**DATA EXTRACT:**
━━━━
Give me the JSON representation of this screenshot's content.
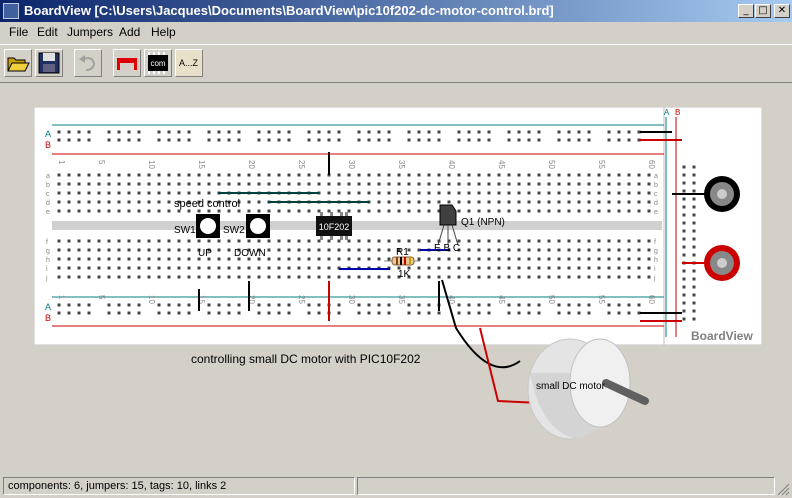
{
  "window": {
    "title": "BoardView  [C:\\Users\\Jacques\\Documents\\BoardView\\pic10f202-dc-motor-control.brd]",
    "minimize_glyph": "_",
    "maximize_glyph": "□",
    "close_glyph": "✕"
  },
  "menu": [
    {
      "label": "File"
    },
    {
      "label": "Edit"
    },
    {
      "label": "Jumpers"
    },
    {
      "label": "Add"
    },
    {
      "label": "Help"
    }
  ],
  "toolbar": {
    "open_icon": "open-folder-icon",
    "save_icon": "save-disk-icon",
    "undo_icon": "undo-icon",
    "jumper_icon": "red-jumper-icon",
    "chip_label": "com",
    "labels_label": "A...Z"
  },
  "board": {
    "rail_top": [
      "A",
      "B"
    ],
    "rail_bottom": [
      "A",
      "B"
    ],
    "rows_top": [
      "a",
      "b",
      "c",
      "d",
      "e"
    ],
    "rows_bottom": [
      "f",
      "g",
      "h",
      "i",
      "j"
    ],
    "column_numbers": [
      "1",
      "5",
      "10",
      "15",
      "20",
      "25",
      "30",
      "35",
      "40",
      "45",
      "50",
      "55",
      "60"
    ],
    "brand": "BoardView",
    "components": {
      "speed_label": "speed control",
      "sw1": "SW1",
      "sw2": "SW2",
      "up": "UP",
      "down": "DOWN",
      "ic_label": "10F202",
      "q1": "Q1 (NPN)",
      "ebc": "E B C",
      "r1": "R1",
      "r1_value": "1K"
    },
    "colors": {
      "rail_a": "#008080",
      "rail_b": "#cc0000",
      "jumper_black": "#000000",
      "jumper_red": "#cc0000",
      "jumper_blue": "#0000aa"
    }
  },
  "caption": "controlling small DC motor with PIC10F202",
  "motor_label": "small DC motor",
  "status": {
    "summary": "components: 6, jumpers: 15, tags: 10, links 2"
  }
}
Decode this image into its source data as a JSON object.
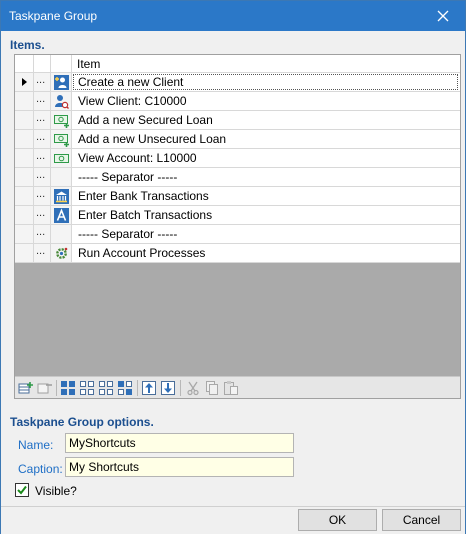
{
  "window": {
    "title": "Taskpane Group"
  },
  "items_section": {
    "label": "Items."
  },
  "grid": {
    "column_header": "Item",
    "rows": [
      {
        "label": "Create a new Client",
        "icon": "client-add-icon",
        "selected": true
      },
      {
        "label": "View Client: C10000",
        "icon": "client-view-icon"
      },
      {
        "label": "Add a new Secured Loan",
        "icon": "money-add-icon"
      },
      {
        "label": "Add a new Unsecured Loan",
        "icon": "money-add-icon"
      },
      {
        "label": "View Account: L10000",
        "icon": "money-view-icon"
      },
      {
        "label": "----- Separator -----",
        "icon": "none"
      },
      {
        "label": "Enter Bank Transactions",
        "icon": "bank-icon"
      },
      {
        "label": "Enter Batch Transactions",
        "icon": "batch-icon"
      },
      {
        "label": "----- Separator -----",
        "icon": "none"
      },
      {
        "label": "Run Account Processes",
        "icon": "gear-icon"
      }
    ],
    "row_dots": "..."
  },
  "options_section": {
    "label": "Taskpane Group options."
  },
  "fields": {
    "name_label": "Name:",
    "name_value": "MyShortcuts",
    "caption_label": "Caption:",
    "caption_value": "My Shortcuts",
    "visible_label": "Visible?",
    "visible_checked": true
  },
  "buttons": {
    "ok": "OK",
    "cancel": "Cancel"
  },
  "colors": {
    "titlebar": "#2b78c8",
    "section_label": "#1c4f8f",
    "field_label": "#1f6fc6",
    "input_bg": "#ffffe6"
  }
}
━━━━
Omit the pictures, then output the rest of the listing exactly.

Give me the JSON representation of this screenshot's content.
{
  "window": {
    "title": "BoardView  [C:\\Users\\Jacques\\Documents\\BoardView\\pic10f202-dc-motor-control.brd]",
    "minimize_glyph": "_",
    "maximize_glyph": "□",
    "close_glyph": "✕"
  },
  "menu": [
    {
      "label": "File"
    },
    {
      "label": "Edit"
    },
    {
      "label": "Jumpers"
    },
    {
      "label": "Add"
    },
    {
      "label": "Help"
    }
  ],
  "toolbar": {
    "open_icon": "open-folder-icon",
    "save_icon": "save-disk-icon",
    "undo_icon": "undo-icon",
    "jumper_icon": "red-jumper-icon",
    "chip_label": "com",
    "labels_label": "A...Z"
  },
  "board": {
    "rail_top": [
      "A",
      "B"
    ],
    "rail_bottom": [
      "A",
      "B"
    ],
    "rows_top": [
      "a",
      "b",
      "c",
      "d",
      "e"
    ],
    "rows_bottom": [
      "f",
      "g",
      "h",
      "i",
      "j"
    ],
    "column_numbers": [
      "1",
      "5",
      "10",
      "15",
      "20",
      "25",
      "30",
      "35",
      "40",
      "45",
      "50",
      "55",
      "60"
    ],
    "brand": "BoardView",
    "components": {
      "speed_label": "speed control",
      "sw1": "SW1",
      "sw2": "SW2",
      "up": "UP",
      "down": "DOWN",
      "ic_label": "10F202",
      "q1": "Q1 (NPN)",
      "ebc": "E B C",
      "r1": "R1",
      "r1_value": "1K"
    },
    "colors": {
      "rail_a": "#008080",
      "rail_b": "#cc0000",
      "jumper_black": "#000000",
      "jumper_red": "#cc0000",
      "jumper_blue": "#0000aa"
    }
  },
  "caption": "controlling small DC motor with PIC10F202",
  "motor_label": "small DC motor",
  "status": {
    "summary": "components: 6, jumpers: 15, tags: 10, links 2"
  }
}
Decode this image into its source data as a JSON object.
{
  "window": {
    "title": "Taskpane Group"
  },
  "items_section": {
    "label": "Items."
  },
  "grid": {
    "column_header": "Item",
    "rows": [
      {
        "label": "Create a new Client",
        "icon": "client-add-icon",
        "selected": true
      },
      {
        "label": "View Client: C10000",
        "icon": "client-view-icon"
      },
      {
        "label": "Add a new Secured Loan",
        "icon": "money-add-icon"
      },
      {
        "label": "Add a new Unsecured Loan",
        "icon": "money-add-icon"
      },
      {
        "label": "View Account: L10000",
        "icon": "money-view-icon"
      },
      {
        "label": "----- Separator -----",
        "icon": "none"
      },
      {
        "label": "Enter Bank Transactions",
        "icon": "bank-icon"
      },
      {
        "label": "Enter Batch Transactions",
        "icon": "batch-icon"
      },
      {
        "label": "----- Separator -----",
        "icon": "none"
      },
      {
        "label": "Run Account Processes",
        "icon": "gear-icon"
      }
    ],
    "row_dots": "..."
  },
  "options_section": {
    "label": "Taskpane Group options."
  },
  "fields": {
    "name_label": "Name:",
    "name_value": "MyShortcuts",
    "caption_label": "Caption:",
    "caption_value": "My Shortcuts",
    "visible_label": "Visible?",
    "visible_checked": true
  },
  "buttons": {
    "ok": "OK",
    "cancel": "Cancel"
  },
  "colors": {
    "titlebar": "#2b78c8",
    "section_label": "#1c4f8f",
    "field_label": "#1f6fc6",
    "input_bg": "#ffffe6"
  }
}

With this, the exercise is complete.